===== Data shown =====

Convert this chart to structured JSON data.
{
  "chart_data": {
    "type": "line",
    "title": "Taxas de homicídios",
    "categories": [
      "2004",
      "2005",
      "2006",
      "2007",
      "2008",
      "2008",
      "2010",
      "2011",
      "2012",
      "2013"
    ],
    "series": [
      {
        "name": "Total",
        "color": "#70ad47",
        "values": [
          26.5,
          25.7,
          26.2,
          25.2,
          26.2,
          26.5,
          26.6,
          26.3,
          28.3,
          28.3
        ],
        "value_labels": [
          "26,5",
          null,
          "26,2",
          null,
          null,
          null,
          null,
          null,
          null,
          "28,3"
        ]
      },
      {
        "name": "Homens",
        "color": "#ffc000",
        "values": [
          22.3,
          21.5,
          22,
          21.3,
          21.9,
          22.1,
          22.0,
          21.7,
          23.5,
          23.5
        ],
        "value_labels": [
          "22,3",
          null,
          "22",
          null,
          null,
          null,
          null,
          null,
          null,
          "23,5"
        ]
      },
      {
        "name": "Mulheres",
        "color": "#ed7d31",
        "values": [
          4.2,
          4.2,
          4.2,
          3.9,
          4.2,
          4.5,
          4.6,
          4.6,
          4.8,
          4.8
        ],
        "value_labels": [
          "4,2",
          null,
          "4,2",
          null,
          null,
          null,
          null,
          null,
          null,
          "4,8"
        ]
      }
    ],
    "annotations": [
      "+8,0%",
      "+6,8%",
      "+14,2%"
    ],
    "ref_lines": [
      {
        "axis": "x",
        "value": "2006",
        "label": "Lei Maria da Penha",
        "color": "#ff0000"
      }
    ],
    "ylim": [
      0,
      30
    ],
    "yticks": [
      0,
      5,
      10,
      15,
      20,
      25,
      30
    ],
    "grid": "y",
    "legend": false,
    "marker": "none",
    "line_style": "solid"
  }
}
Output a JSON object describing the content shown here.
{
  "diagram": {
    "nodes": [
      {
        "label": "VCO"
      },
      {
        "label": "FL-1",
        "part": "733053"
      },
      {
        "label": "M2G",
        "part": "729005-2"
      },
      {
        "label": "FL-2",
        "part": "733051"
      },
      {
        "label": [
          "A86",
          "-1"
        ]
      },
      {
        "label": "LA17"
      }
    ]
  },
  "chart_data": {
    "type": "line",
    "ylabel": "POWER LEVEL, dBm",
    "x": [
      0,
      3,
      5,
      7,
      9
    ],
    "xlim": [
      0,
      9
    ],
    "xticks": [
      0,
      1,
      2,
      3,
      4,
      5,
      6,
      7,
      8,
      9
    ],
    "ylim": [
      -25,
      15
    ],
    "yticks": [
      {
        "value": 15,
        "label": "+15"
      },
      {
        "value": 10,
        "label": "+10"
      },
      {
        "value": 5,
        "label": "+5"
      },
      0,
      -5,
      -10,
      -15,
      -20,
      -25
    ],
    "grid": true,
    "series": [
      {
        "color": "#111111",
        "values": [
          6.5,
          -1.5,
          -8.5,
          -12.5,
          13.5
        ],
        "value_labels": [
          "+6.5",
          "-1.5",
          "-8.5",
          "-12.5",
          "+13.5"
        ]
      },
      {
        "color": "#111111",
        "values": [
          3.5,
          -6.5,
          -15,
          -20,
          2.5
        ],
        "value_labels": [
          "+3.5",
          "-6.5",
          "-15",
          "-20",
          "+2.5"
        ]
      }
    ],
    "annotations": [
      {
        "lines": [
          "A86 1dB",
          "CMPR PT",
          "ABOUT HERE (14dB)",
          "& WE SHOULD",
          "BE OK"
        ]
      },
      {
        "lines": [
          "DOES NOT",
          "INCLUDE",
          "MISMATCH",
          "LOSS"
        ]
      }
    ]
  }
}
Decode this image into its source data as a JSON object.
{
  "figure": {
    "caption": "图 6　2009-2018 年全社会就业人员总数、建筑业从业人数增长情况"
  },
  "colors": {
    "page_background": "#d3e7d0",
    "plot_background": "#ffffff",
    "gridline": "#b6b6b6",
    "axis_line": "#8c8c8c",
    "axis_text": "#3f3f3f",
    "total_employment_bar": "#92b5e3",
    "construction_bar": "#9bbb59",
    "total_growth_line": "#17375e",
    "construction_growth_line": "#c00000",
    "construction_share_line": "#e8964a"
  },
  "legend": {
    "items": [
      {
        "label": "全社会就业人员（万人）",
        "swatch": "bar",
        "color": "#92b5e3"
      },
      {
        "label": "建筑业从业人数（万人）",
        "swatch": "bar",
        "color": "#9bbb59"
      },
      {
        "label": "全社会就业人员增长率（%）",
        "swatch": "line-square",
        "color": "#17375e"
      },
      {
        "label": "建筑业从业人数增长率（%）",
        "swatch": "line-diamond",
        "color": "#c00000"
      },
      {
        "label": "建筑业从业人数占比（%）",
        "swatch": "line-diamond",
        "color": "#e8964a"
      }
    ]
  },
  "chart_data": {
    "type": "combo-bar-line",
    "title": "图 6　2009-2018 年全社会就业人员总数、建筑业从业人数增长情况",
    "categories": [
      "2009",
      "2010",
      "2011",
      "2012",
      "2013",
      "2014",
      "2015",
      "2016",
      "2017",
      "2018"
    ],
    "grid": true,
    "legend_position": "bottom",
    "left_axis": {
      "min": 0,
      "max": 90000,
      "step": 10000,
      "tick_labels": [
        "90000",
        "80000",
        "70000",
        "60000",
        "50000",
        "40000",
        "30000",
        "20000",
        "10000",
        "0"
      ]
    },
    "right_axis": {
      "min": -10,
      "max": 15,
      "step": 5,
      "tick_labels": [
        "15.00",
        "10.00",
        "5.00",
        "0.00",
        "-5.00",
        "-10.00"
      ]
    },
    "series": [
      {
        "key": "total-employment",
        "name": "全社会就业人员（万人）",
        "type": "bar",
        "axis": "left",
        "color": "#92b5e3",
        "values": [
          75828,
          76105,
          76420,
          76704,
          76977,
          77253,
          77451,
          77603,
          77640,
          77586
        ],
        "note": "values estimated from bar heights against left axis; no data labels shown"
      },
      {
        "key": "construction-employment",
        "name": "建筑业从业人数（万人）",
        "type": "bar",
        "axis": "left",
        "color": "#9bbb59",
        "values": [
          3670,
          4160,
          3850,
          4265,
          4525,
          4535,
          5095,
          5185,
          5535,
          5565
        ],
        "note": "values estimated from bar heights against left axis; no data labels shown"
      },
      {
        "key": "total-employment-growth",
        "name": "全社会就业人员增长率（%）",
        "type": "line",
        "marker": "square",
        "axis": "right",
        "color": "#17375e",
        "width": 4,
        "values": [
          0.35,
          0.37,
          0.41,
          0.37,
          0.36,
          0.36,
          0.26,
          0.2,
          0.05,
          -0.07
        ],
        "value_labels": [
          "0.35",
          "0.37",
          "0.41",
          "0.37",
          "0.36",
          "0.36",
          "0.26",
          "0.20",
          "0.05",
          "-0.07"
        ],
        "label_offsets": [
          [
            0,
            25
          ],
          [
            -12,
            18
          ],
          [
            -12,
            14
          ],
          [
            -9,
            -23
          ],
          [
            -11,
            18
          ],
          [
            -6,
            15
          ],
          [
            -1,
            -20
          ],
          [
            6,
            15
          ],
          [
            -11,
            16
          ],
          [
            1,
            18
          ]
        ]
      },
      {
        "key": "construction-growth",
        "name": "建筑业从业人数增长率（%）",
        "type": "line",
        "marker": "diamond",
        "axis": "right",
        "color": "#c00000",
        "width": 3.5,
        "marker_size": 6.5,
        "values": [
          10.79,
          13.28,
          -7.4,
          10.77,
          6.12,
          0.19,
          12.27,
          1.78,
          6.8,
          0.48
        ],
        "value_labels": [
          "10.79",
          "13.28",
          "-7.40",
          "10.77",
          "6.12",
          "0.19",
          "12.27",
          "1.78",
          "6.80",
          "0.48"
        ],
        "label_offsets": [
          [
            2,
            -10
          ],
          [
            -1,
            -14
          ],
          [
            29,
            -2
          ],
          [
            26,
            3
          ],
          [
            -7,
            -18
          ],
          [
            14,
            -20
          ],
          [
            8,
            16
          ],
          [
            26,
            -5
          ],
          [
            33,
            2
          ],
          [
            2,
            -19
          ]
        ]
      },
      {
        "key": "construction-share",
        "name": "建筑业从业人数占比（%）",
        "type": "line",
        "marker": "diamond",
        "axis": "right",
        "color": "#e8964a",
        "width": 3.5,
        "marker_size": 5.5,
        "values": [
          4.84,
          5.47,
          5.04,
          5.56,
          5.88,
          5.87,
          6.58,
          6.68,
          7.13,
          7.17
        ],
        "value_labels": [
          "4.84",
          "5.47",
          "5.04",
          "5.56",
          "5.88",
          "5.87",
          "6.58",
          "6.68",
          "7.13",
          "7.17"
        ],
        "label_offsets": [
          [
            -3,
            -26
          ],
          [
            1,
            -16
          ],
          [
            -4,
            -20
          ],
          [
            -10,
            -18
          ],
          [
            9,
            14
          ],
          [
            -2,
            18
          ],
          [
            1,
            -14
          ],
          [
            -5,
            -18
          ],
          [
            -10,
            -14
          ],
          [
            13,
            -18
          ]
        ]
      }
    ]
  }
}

=====

■ Exercise aim ■
Pull out each line of the entries that contains "title".

■ The answer ■
    "title": "Taxas de homicídios",
    "title": "图 6　2009-2018 年全社会就业人员总数、建筑业从业人数增长情况",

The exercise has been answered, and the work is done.